Each line of the data that includes the string "name" is to be copied out.
— Start of Data for processing —
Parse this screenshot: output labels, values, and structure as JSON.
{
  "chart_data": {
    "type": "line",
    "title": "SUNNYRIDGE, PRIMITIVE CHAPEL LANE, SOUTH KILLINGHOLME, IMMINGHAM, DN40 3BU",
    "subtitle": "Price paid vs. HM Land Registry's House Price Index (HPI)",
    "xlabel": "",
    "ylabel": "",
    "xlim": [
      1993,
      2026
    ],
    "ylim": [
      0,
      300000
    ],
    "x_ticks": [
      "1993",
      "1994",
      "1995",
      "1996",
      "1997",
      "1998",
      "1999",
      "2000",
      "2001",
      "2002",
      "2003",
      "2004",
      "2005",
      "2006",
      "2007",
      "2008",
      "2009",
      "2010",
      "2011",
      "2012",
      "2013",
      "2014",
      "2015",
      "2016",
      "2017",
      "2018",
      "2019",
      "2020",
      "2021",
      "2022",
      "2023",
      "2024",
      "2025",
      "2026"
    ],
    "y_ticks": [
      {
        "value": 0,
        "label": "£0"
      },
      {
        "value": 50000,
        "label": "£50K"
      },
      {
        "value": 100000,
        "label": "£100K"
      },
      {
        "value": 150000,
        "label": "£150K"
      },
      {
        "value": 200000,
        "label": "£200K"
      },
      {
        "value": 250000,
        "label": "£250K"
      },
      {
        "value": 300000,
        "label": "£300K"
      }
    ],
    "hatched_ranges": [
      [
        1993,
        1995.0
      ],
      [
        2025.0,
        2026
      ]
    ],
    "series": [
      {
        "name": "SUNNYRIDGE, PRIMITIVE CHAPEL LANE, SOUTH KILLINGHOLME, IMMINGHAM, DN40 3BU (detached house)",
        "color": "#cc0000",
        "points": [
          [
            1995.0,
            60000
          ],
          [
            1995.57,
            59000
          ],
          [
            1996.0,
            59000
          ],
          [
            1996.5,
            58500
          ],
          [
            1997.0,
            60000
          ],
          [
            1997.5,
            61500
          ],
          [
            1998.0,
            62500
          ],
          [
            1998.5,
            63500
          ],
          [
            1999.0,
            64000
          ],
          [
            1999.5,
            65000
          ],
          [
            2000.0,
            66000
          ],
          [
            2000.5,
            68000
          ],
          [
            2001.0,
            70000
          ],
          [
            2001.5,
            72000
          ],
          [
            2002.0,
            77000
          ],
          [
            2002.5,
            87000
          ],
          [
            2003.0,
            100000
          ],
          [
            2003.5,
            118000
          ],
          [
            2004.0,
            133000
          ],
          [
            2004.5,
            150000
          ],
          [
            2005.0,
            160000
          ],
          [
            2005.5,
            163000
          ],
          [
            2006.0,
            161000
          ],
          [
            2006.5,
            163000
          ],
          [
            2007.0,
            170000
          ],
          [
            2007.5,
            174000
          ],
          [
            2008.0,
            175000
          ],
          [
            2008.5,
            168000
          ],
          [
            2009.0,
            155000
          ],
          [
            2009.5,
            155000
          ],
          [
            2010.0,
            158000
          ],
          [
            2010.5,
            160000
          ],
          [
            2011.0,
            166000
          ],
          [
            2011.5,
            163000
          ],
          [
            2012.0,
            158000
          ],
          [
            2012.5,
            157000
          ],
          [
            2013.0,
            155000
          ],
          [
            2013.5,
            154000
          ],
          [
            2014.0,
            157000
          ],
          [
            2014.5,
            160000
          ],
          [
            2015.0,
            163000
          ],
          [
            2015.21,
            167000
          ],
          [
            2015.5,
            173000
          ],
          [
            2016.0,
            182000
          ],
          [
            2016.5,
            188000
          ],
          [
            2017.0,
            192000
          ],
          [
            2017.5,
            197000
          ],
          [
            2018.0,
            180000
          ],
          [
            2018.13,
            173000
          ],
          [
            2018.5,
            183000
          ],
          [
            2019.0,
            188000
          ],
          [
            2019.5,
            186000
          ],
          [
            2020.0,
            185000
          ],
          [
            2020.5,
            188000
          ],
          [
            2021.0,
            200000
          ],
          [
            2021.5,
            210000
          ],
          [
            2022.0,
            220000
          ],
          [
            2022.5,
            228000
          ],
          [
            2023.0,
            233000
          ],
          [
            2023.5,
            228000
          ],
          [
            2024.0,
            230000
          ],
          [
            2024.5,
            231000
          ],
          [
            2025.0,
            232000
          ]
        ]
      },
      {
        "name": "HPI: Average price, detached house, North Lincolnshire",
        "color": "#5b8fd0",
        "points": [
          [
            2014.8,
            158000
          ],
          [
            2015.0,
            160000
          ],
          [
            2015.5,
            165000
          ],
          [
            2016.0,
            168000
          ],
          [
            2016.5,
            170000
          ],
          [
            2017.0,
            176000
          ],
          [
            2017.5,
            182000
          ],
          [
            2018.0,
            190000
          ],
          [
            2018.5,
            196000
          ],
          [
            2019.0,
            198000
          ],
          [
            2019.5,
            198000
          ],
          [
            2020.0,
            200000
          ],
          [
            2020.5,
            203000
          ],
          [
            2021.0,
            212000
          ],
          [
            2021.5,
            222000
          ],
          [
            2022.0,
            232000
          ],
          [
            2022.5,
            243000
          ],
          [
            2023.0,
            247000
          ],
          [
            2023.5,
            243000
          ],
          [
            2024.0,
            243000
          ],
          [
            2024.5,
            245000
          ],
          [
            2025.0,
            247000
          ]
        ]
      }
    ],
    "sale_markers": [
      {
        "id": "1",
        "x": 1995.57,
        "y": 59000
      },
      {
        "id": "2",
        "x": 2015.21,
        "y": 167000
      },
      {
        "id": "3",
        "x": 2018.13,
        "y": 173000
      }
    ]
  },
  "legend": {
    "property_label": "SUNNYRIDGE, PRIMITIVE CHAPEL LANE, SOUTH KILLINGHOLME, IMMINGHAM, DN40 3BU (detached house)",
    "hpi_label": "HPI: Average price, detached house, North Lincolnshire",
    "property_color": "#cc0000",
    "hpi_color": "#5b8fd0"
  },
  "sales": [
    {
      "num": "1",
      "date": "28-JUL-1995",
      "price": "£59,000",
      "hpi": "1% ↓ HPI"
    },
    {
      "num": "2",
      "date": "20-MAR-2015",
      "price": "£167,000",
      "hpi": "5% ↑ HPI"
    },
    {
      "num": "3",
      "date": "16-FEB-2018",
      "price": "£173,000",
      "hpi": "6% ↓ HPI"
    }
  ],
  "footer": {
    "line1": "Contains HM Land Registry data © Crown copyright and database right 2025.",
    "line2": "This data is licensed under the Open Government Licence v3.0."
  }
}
— End of Data for processing —
#### [Response to the task]
        "name": "SUNNYRIDGE, PRIMITIVE CHAPEL LANE, SOUTH KILLINGHOLME, IMMINGHAM, DN40 3BU (detached house)",
        "name": "HPI: Average price, detached house, North Lincolnshire",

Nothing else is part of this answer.